INSTRUCTION: Render the part of the items that opens with the line containing "toast-progress-bar (458, 386, 589, 390)" and closes with the line containing "toast-message: La sessió", both included, as a Markdown table with the columns Row and Entry. Number each row and leave out blank lines.

— Start of INFORMATION SUPPLIED —

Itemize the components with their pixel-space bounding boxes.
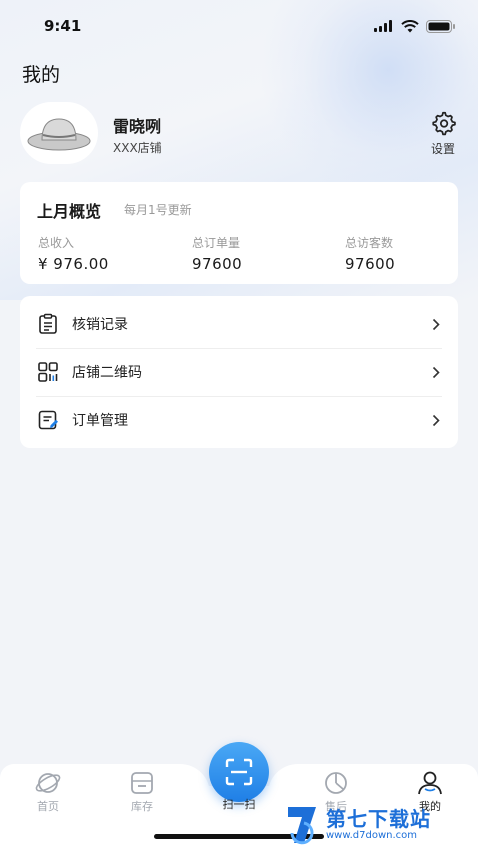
avatar[interactable] xyxy=(20,102,98,164)
stat-orders: 总订单量 97600 xyxy=(192,234,242,273)
watermark-url: www.d7down.com xyxy=(326,830,418,841)
menu-item-label: 店铺二维码 xyxy=(72,365,142,381)
menu-item-label: 订单管理 xyxy=(72,413,128,429)
watermark-logo-icon xyxy=(288,807,316,845)
tab-inventory[interactable]: 库存 xyxy=(112,770,172,814)
watermark-title: 第七下载站 xyxy=(326,807,431,831)
status-time: 9:41 xyxy=(44,17,82,35)
menu-card: 核销记录 店铺二维码 订单管理 xyxy=(20,296,458,448)
page-title: 我的 xyxy=(22,64,61,86)
overview-title: 上月概览 xyxy=(37,202,102,221)
settings-label: 设置 xyxy=(430,142,455,156)
scan-label: 扫一扫 xyxy=(222,798,256,811)
stat-value: ¥ 976.00 xyxy=(38,255,109,273)
clipboard-list-icon xyxy=(36,312,60,336)
store-name: XXX店铺 xyxy=(113,141,162,155)
clock-pie-icon xyxy=(325,772,347,794)
tab-label: 库存 xyxy=(131,800,153,813)
planet-icon xyxy=(35,773,61,793)
stat-value: 97600 xyxy=(192,255,243,273)
status-bar: 9:41 xyxy=(0,0,478,52)
status-icons xyxy=(374,19,456,33)
signal-icon xyxy=(374,20,392,32)
menu-item-verification-records[interactable]: 核销记录 xyxy=(20,300,458,348)
chevron-right-icon xyxy=(430,316,442,332)
scan-button[interactable] xyxy=(209,742,269,802)
user-name: 雷晓咧 xyxy=(113,117,162,136)
user-icon xyxy=(418,771,442,795)
stat-visitors: 总访客数 97600 xyxy=(345,234,395,273)
tab-home[interactable]: 首页 xyxy=(18,770,78,814)
stat-label: 总订单量 xyxy=(192,236,241,250)
hat-avatar-icon xyxy=(27,118,91,151)
order-edit-icon xyxy=(36,408,60,432)
menu-item-order-management[interactable]: 订单管理 xyxy=(20,396,458,444)
stat-label: 总收入 xyxy=(38,236,75,250)
menu-item-store-qrcode[interactable]: 店铺二维码 xyxy=(20,348,458,396)
chevron-right-icon xyxy=(430,364,442,380)
watermark: 第七下载站 www.d7down.com xyxy=(282,800,478,850)
qr-code-icon xyxy=(36,360,60,384)
gear-icon xyxy=(432,111,456,136)
inventory-box-icon xyxy=(131,772,153,794)
battery-icon xyxy=(426,19,455,33)
chevron-right-icon xyxy=(430,412,442,428)
stat-value: 97600 xyxy=(345,255,396,273)
settings-button[interactable]: 设置 xyxy=(422,110,464,160)
overview-subtitle: 每月1号更新 xyxy=(124,203,192,217)
scan-icon xyxy=(225,758,253,786)
tab-label: 首页 xyxy=(37,800,59,813)
stat-label: 总访客数 xyxy=(345,236,394,250)
wifi-icon xyxy=(401,19,419,32)
stat-revenue: 总收入 ¥ 976.00 xyxy=(38,234,109,273)
overview-card: 上月概览 每月1号更新 总收入 ¥ 976.00 总订单量 97600 总访客数… xyxy=(20,182,458,284)
menu-item-label: 核销记录 xyxy=(72,317,128,333)
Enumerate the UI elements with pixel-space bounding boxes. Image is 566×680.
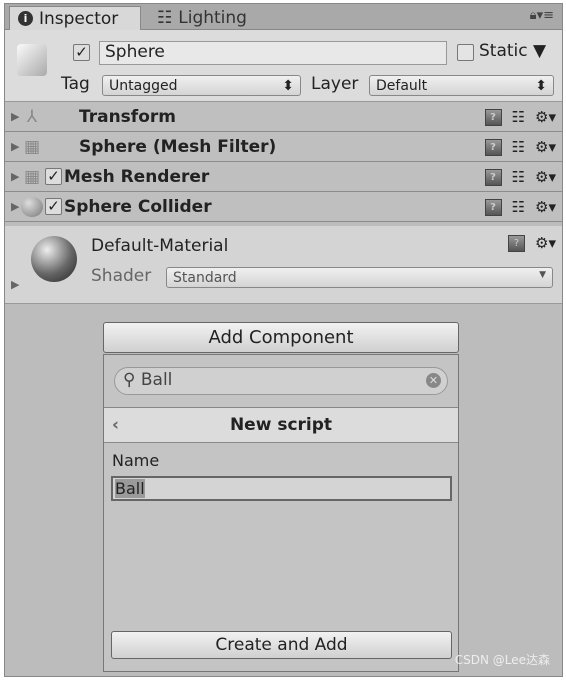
- expand-arrow-icon[interactable]: ▶: [5, 200, 21, 213]
- tab-lighting[interactable]: ☷ Lighting: [149, 6, 255, 30]
- gear-icon[interactable]: ⚙▾: [535, 138, 556, 156]
- expand-arrow-icon[interactable]: ▶: [5, 170, 21, 183]
- inspector-window: i Inspector ☷ Lighting 🔒︎▾≡ ✓ Sphere Stati…: [4, 3, 563, 677]
- help-icon[interactable]: ?: [508, 234, 526, 252]
- transform-icon: ⅄: [26, 106, 38, 127]
- shader-dropdown[interactable]: Standard ▼: [166, 267, 553, 288]
- preset-icon[interactable]: ☷: [512, 108, 525, 126]
- enabled-checkbox[interactable]: ✓: [45, 168, 62, 185]
- shader-label: Shader: [91, 266, 152, 286]
- gameobject-cube-icon: [17, 44, 47, 76]
- tab-bar: i Inspector ☷ Lighting 🔒︎▾≡: [5, 4, 562, 30]
- expand-arrow-icon[interactable]: ▶: [5, 140, 21, 153]
- add-component-popup: ⚲ Ball ✕ ‹ New script Name Ball Create and…: [103, 354, 459, 672]
- lock-menu-icon[interactable]: 🔒︎▾≡: [530, 8, 554, 23]
- expand-arrow-icon[interactable]: ▶: [5, 278, 21, 291]
- tag-dropdown[interactable]: Untagged ⬍: [102, 75, 301, 96]
- help-icon[interactable]: ?: [484, 138, 502, 156]
- layer-dropdown[interactable]: Default ⬍: [369, 75, 554, 96]
- gear-icon[interactable]: ⚙▾: [535, 234, 556, 252]
- sliders-icon: ☷: [157, 8, 173, 28]
- clear-search-icon[interactable]: ✕: [426, 373, 441, 388]
- expand-arrow-icon[interactable]: ▶: [5, 110, 21, 123]
- material-sphere-icon: [31, 236, 77, 282]
- preset-icon[interactable]: ☷: [512, 168, 525, 186]
- layer-label: Layer: [311, 74, 359, 94]
- preset-icon[interactable]: ☷: [512, 198, 525, 216]
- component-row[interactable]: ▶ ✓ Sphere Collider? ☷ ⚙▾: [5, 192, 562, 222]
- watermark: CSDN @Lee达森: [454, 653, 550, 667]
- gear-icon[interactable]: ⚙▾: [535, 198, 556, 216]
- help-icon[interactable]: ?: [484, 108, 502, 126]
- sphere-collider-icon: [21, 196, 43, 217]
- preset-icon[interactable]: ☷: [512, 138, 525, 156]
- back-arrow-icon[interactable]: ‹: [112, 408, 119, 442]
- component-row[interactable]: ▶ ▦ Sphere (Mesh Filter)? ☷ ⚙▾: [5, 132, 562, 162]
- help-icon[interactable]: ?: [484, 198, 502, 216]
- add-component-button[interactable]: Add Component: [103, 322, 459, 353]
- help-icon[interactable]: ?: [484, 168, 502, 186]
- enabled-checkbox[interactable]: ✓: [45, 198, 62, 215]
- info-icon: i: [18, 11, 33, 26]
- script-name-label: Name: [112, 451, 160, 470]
- search-icon: ⚲: [123, 370, 136, 390]
- component-label: Sphere (Mesh Filter): [79, 136, 277, 157]
- component-label: Transform: [79, 106, 176, 127]
- new-script-header: ‹ New script: [104, 407, 458, 443]
- gear-icon[interactable]: ⚙▾: [535, 108, 556, 126]
- active-checkbox[interactable]: ✓: [73, 44, 90, 61]
- static-dropdown[interactable]: Static ▼: [479, 41, 546, 61]
- gear-icon[interactable]: ⚙▾: [535, 168, 556, 186]
- create-and-add-button[interactable]: Create and Add: [111, 631, 452, 659]
- material-name: Default-Material: [91, 236, 229, 256]
- material-section: ▶ Default-Material Shader Standard ▼ ? ⚙▾: [5, 226, 562, 304]
- component-search-input[interactable]: ⚲ Ball ✕: [114, 367, 448, 395]
- mesh-renderer-icon: ▦: [23, 166, 41, 187]
- component-label: Mesh Renderer: [64, 166, 210, 187]
- object-name-input[interactable]: Sphere: [99, 41, 447, 65]
- component-label: Sphere Collider: [64, 196, 212, 217]
- tab-inspector[interactable]: i Inspector: [9, 6, 141, 30]
- component-row[interactable]: ▶ ▦ ✓ Mesh Renderer? ☷ ⚙▾: [5, 162, 562, 192]
- script-name-input[interactable]: Ball: [111, 476, 452, 501]
- component-row[interactable]: ▶ ⅄ Transform? ☷ ⚙▾: [5, 102, 562, 132]
- mesh-filter-icon: ▦: [23, 136, 41, 157]
- tag-label: Tag: [61, 74, 90, 94]
- object-header: ✓ Sphere Static ▼ Tag Untagged ⬍ Layer De…: [5, 30, 562, 102]
- static-checkbox[interactable]: [457, 44, 474, 61]
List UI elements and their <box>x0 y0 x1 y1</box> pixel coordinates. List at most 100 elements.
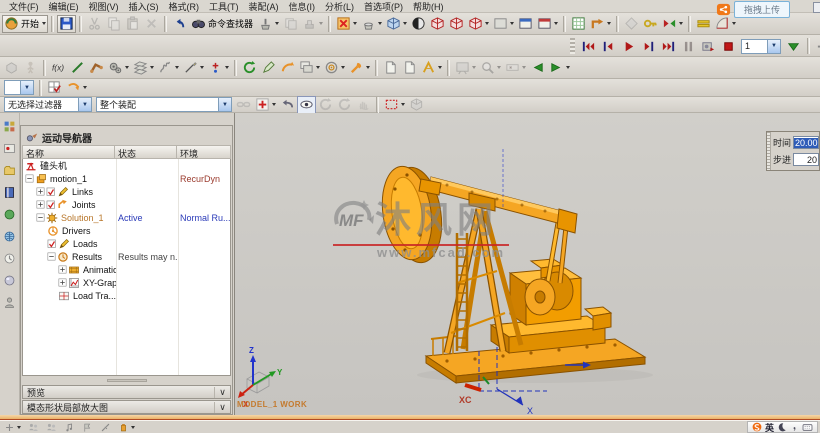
pencil-green-button[interactable] <box>259 59 278 77</box>
play-button[interactable] <box>619 37 638 55</box>
ime-bar[interactable]: 英 <box>747 421 818 433</box>
save-button[interactable] <box>57 15 76 33</box>
display-tool-button[interactable] <box>256 15 281 33</box>
arrow-right-green-button[interactable] <box>547 59 572 77</box>
part-navigator-button[interactable] <box>1 163 18 178</box>
combo-arrow-icon[interactable]: ▼ <box>218 98 231 111</box>
note-button[interactable] <box>62 421 77 433</box>
modal-zoom-section[interactable]: 模态形状局部放大图 ∨ <box>22 400 231 414</box>
selection-filter-combo[interactable]: 无选择过滤器▼ <box>4 97 92 112</box>
tree-row-Animation[interactable]: Animation <box>23 263 230 276</box>
people-2-button[interactable] <box>44 421 59 433</box>
keyboard-icon[interactable] <box>802 422 813 433</box>
spreadsheet-button[interactable] <box>569 15 588 33</box>
people-button[interactable] <box>26 421 41 433</box>
preview-section[interactable]: 预览 ∨ <box>22 385 231 399</box>
chart-toggle-button[interactable] <box>814 37 820 55</box>
menu-item-7[interactable]: 信息(I) <box>284 0 321 13</box>
windows-copy-button[interactable] <box>297 59 322 77</box>
window-blue-button[interactable] <box>516 15 535 33</box>
stop-button[interactable] <box>719 37 738 55</box>
tree-row-Links[interactable]: Links <box>23 185 230 198</box>
marker-button[interactable] <box>206 59 231 77</box>
key-button[interactable] <box>641 15 660 33</box>
panel-splitter[interactable] <box>22 376 231 384</box>
menu-item-3[interactable]: 插入(S) <box>124 0 164 13</box>
constraint-navigator-button[interactable] <box>1 141 18 156</box>
angle-button[interactable] <box>419 59 444 77</box>
tree-row-Results[interactable]: ResultsResults may n... <box>23 250 230 263</box>
step-forward-button[interactable] <box>639 37 658 55</box>
fx-button[interactable]: f(x) <box>49 59 68 77</box>
column-status[interactable]: 状态 <box>115 145 177 159</box>
combo-arrow-icon[interactable]: ▼ <box>78 98 91 111</box>
flag-button[interactable] <box>80 421 95 433</box>
sogou-icon[interactable] <box>752 422 762 432</box>
arrow-left-green-button[interactable] <box>528 59 547 77</box>
joint-arrow-button[interactable] <box>588 15 613 33</box>
green-down-button[interactable] <box>784 37 803 55</box>
reuse-library-button[interactable] <box>1 185 18 200</box>
tree-row-Drivers[interactable]: Drivers <box>23 224 230 237</box>
step-back-button[interactable] <box>599 37 618 55</box>
menu-item-10[interactable]: 帮助(H) <box>408 0 449 13</box>
selection-scope-combo[interactable]: 整个装配▼ <box>96 97 232 112</box>
eye-button[interactable] <box>297 96 316 114</box>
tree-row-Joints[interactable]: Joints <box>23 198 230 211</box>
yellow-lines-button[interactable] <box>694 15 713 33</box>
menu-item-6[interactable]: 装配(A) <box>244 0 284 13</box>
tree-row-磕头机[interactable]: 磕头机 <box>23 159 230 172</box>
wireframe-cube-button[interactable] <box>428 15 447 33</box>
tree-row-Solution_1[interactable]: Solution_1ActiveNormal Ru... <box>23 211 230 224</box>
time-input[interactable]: 20.00 <box>793 136 819 149</box>
spring-button[interactable] <box>156 59 181 77</box>
gears-button[interactable] <box>106 59 131 77</box>
graphics-viewport[interactable]: XC X Z Y X <box>234 113 820 415</box>
combo-arrow-icon[interactable]: ▼ <box>767 40 780 53</box>
toolbar-grip[interactable] <box>570 38 575 54</box>
wireframe-cube-2-button[interactable] <box>447 15 466 33</box>
add-handle-button[interactable] <box>253 96 278 114</box>
swing-arrow-button[interactable] <box>278 59 297 77</box>
skip-to-end-button[interactable] <box>659 37 678 55</box>
export-movie-button[interactable] <box>699 37 718 55</box>
menu-item-0[interactable]: 文件(F) <box>4 0 44 13</box>
line-button[interactable] <box>68 59 87 77</box>
menu-item-1[interactable]: 编辑(E) <box>44 0 84 13</box>
ime-language[interactable]: 英 <box>765 421 774 433</box>
undo-button[interactable] <box>170 15 189 33</box>
roles-button[interactable] <box>1 295 18 310</box>
menu-item-2[interactable]: 视图(V) <box>84 0 124 13</box>
assembly-navigator-button[interactable] <box>1 119 18 134</box>
web-browser-button[interactable] <box>1 229 18 244</box>
render-pot-button[interactable] <box>359 15 384 33</box>
pump-jack-model[interactable] <box>235 113 820 415</box>
menu-item-8[interactable]: 分析(L) <box>320 0 359 13</box>
grid-check-button[interactable] <box>45 79 64 97</box>
back-arrow-button[interactable] <box>278 96 297 114</box>
command-finder-button[interactable]: 命令查找器 <box>189 15 256 33</box>
combo-arrow-icon[interactable]: ▼ <box>20 81 33 94</box>
pen-line-button[interactable] <box>181 59 206 77</box>
chevron-down-icon[interactable]: ∨ <box>214 402 230 413</box>
snap-combo[interactable]: ▼ <box>4 80 34 95</box>
column-name[interactable]: 名称 <box>22 145 115 159</box>
shaded-cube-button[interactable] <box>384 15 409 33</box>
close-window-button[interactable] <box>334 15 359 33</box>
menu-item-9[interactable]: 首选项(P) <box>359 0 408 13</box>
chevron-down-icon[interactable]: ∨ <box>214 387 230 398</box>
frame-combo[interactable]: 1▼ <box>741 39 781 54</box>
tree-row-motion_1[interactable]: motion_1RecurDyn <box>23 172 230 185</box>
tree-row-XY-Grap...[interactable]: XY-Grap... <box>23 276 230 289</box>
view-triad[interactable]: Z Y X <box>235 113 820 415</box>
moon-icon[interactable] <box>777 422 787 432</box>
start-gateway-button[interactable]: 开始 <box>2 15 48 33</box>
column-env[interactable]: 环境 <box>177 145 231 159</box>
wrench-button[interactable] <box>347 59 372 77</box>
upload-overlay[interactable]: 拖拽上传 <box>716 1 790 18</box>
half-sphere-button[interactable] <box>409 15 428 33</box>
menu-item-4[interactable]: 格式(R) <box>164 0 205 13</box>
tree-row-LoadTra...[interactable]: Load Tra... <box>23 289 230 302</box>
tree-row-Loads[interactable]: Loads <box>23 237 230 250</box>
hd3d-tool-button[interactable] <box>1 207 18 222</box>
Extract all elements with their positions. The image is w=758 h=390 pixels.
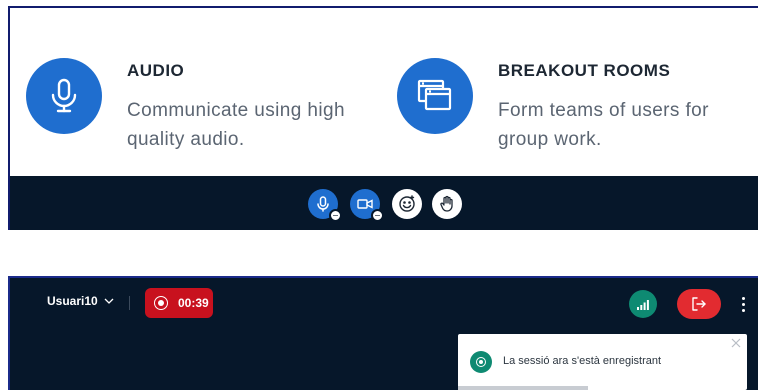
toast-progress-bar (458, 386, 589, 390)
camera-options-badge[interactable] (371, 209, 384, 222)
microphone-options-badge[interactable] (329, 209, 342, 222)
microphone-button[interactable] (308, 189, 342, 222)
close-icon[interactable] (731, 338, 741, 348)
reactions-button[interactable] (392, 189, 422, 219)
user-name: Usuari10 (47, 294, 98, 308)
more-dots-icon (741, 296, 745, 300)
recording-toast: La sessió ara s'està enregistrant (458, 334, 747, 390)
microphone-icon (317, 196, 329, 212)
feature-title: BREAKOUT ROOMS (498, 61, 671, 80)
recording-indicator[interactable]: 00:39 (145, 288, 213, 318)
raise-hand-button[interactable] (432, 189, 462, 219)
feature-title: AUDIO (127, 61, 185, 80)
user-menu[interactable]: Usuari10 (47, 294, 114, 308)
features-panel: AUDIO Communicate using high quality aud… (8, 6, 758, 230)
leave-icon (692, 297, 706, 311)
record-icon (470, 351, 492, 373)
smiley-icon (399, 195, 415, 212)
breakout-rooms-icon (397, 58, 473, 134)
media-controls-bar (10, 176, 758, 230)
video-camera-icon (357, 199, 373, 209)
recording-time: 00:39 (178, 296, 209, 310)
signal-bars-icon (637, 300, 649, 310)
connection-status-button[interactable] (629, 290, 657, 318)
microphone-icon (26, 58, 102, 134)
toast-message: La sessió ara s'està enregistrant (503, 355, 662, 367)
record-icon (154, 296, 168, 310)
divider (129, 296, 130, 310)
camera-button[interactable] (350, 189, 384, 222)
feature-description: Form teams of users for group work. (498, 100, 709, 150)
feature-description: Communicate using high quality audio. (127, 100, 345, 150)
chevron-down-icon (104, 298, 114, 304)
leave-meeting-button[interactable] (677, 289, 721, 319)
hand-icon (440, 195, 453, 212)
more-options-button[interactable] (738, 292, 748, 316)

— End of INFORMATION SUPPLIED —

RESULT OF THE TASK:
| Row | Entry |
|---|---|
| 1 | toast-progress-bar (458, 386, 589, 390) |
| 2 | camera-options-badge[interactable] (371, 209, 384, 222) |
| 3 | microphone-options-badge[interactable] (329, 209, 342, 222) |
| 4 | microphone-button[interactable] (308, 189, 342, 222) |
| 5 | close-icon[interactable] (731, 338, 741, 348) |
| 6 | reactions-button[interactable] (392, 189, 422, 219) |
| 7 | user-name: Usuari10 (47, 294, 98, 308) |
| 8 | more-dots-icon (741, 296, 745, 300) |
| 9 | recording-toast: La sessió ara s'està enregistrant (458, 334, 747, 390) |
| 10 | microphone-icon (317, 196, 329, 212) |
| 11 | feature-title: BREAKOUT ROOMS (498, 61, 671, 80) |
| 12 | recording-indicator[interactable]: 00:39 (145, 288, 213, 318) |
| 13 | raise-hand-button[interactable] (432, 189, 462, 219) |
| 14 | feature-title: AUDIO (127, 61, 185, 80) |
| 15 | user-menu[interactable]: Usuari10 (47, 294, 114, 308) |
| 16 | features-panel: AUDIO Communicate using high quality aud… (8, 6, 758, 230) |
| 17 | leave-icon (692, 297, 706, 311) |
| 18 | record-icon (470, 351, 492, 373) |
| 19 | smiley-icon (399, 195, 415, 212) |
| 20 | breakout-rooms-icon (397, 58, 473, 134) |
| 21 | media-controls-bar (10, 176, 758, 230) |
| 22 | video-camera-icon (357, 199, 373, 209) |
| 23 | recording-time: 00:39 (178, 296, 209, 310) |
| 24 | signal-bars-icon (637, 300, 649, 310) |
| 25 | connection-status-button[interactable] (629, 290, 657, 318) |
| 26 | microphone-icon (26, 58, 102, 134) |
| 27 | toast-message: La sessió ara s'està enregistrant (503, 355, 662, 367) |